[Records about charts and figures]
====

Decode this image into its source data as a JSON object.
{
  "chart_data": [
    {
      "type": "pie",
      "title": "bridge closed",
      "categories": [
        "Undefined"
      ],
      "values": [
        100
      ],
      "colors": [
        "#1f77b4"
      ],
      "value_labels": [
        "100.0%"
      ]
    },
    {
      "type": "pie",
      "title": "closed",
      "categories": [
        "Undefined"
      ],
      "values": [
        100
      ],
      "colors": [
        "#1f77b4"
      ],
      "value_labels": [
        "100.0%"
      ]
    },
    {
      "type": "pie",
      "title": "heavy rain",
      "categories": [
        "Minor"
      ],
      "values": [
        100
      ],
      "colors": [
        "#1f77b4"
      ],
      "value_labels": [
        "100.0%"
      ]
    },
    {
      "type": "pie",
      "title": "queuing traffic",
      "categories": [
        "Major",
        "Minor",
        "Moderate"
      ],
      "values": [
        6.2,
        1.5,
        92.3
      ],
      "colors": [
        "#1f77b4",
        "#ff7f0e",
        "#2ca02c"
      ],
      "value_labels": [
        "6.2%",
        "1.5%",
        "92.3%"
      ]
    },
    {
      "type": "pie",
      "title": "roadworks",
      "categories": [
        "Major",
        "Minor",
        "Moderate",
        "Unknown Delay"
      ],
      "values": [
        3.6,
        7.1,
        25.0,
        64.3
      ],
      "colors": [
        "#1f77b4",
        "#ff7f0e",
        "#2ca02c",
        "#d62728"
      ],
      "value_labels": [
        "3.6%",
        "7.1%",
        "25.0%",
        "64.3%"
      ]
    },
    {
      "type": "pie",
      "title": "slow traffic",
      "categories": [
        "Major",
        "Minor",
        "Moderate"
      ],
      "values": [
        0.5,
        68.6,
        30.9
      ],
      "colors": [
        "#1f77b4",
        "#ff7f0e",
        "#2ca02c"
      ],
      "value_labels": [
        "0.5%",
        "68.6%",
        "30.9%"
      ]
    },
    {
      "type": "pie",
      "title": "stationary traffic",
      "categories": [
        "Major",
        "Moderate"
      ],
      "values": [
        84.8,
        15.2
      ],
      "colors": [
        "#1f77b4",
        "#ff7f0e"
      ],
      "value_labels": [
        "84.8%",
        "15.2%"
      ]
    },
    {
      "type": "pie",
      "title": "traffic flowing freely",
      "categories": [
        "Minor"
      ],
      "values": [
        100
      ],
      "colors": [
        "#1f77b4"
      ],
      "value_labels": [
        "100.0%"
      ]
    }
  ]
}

====

WRITTEN PROBLEM: Go through the data and return every record exactly.

TASK RESPONSE:
Decode this image into its source data as a JSON object.
{
  "chart_data": [
    {
      "type": "pie",
      "title": "bridge closed",
      "categories": [
        "Undefined"
      ],
      "values": [
        100
      ],
      "colors": [
        "#1f77b4"
      ],
      "value_labels": [
        "100.0%"
      ]
    },
    {
      "type": "pie",
      "title": "closed",
      "categories": [
        "Undefined"
      ],
      "values": [
        100
      ],
      "colors": [
        "#1f77b4"
      ],
      "value_labels": [
        "100.0%"
      ]
    },
    {
      "type": "pie",
      "title": "heavy rain",
      "categories": [
        "Minor"
      ],
      "values": [
        100
      ],
      "colors": [
        "#1f77b4"
      ],
      "value_labels": [
        "100.0%"
      ]
    },
    {
      "type": "pie",
      "title": "queuing traffic",
      "categories": [
        "Major",
        "Minor",
        "Moderate"
      ],
      "values": [
        6.2,
        1.5,
        92.3
      ],
      "colors": [
        "#1f77b4",
        "#ff7f0e",
        "#2ca02c"
      ],
      "value_labels": [
        "6.2%",
        "1.5%",
        "92.3%"
      ]
    },
    {
      "type": "pie",
      "title": "roadworks",
      "categories": [
        "Major",
        "Minor",
        "Moderate",
        "Unknown Delay"
      ],
      "values": [
        3.6,
        7.1,
        25.0,
        64.3
      ],
      "colors": [
        "#1f77b4",
        "#ff7f0e",
        "#2ca02c",
        "#d62728"
      ],
      "value_labels": [
        "3.6%",
        "7.1%",
        "25.0%",
        "64.3%"
      ]
    },
    {
      "type": "pie",
      "title": "slow traffic",
      "categories": [
        "Major",
        "Minor",
        "Moderate"
      ],
      "values": [
        0.5,
        68.6,
        30.9
      ],
      "colors": [
        "#1f77b4",
        "#ff7f0e",
        "#2ca02c"
      ],
      "value_labels": [
        "0.5%",
        "68.6%",
        "30.9%"
      ]
    },
    {
      "type": "pie",
      "title": "stationary traffic",
      "categories": [
        "Major",
        "Moderate"
      ],
      "values": [
        84.8,
        15.2
      ],
      "colors": [
        "#1f77b4",
        "#ff7f0e"
      ],
      "value_labels": [
        "84.8%",
        "15.2%"
      ]
    },
    {
      "type": "pie",
      "title": "traffic flowing freely",
      "categories": [
        "Minor"
      ],
      "values": [
        100
      ],
      "colors": [
        "#1f77b4"
      ],
      "value_labels": [
        "100.0%"
      ]
    }
  ]
}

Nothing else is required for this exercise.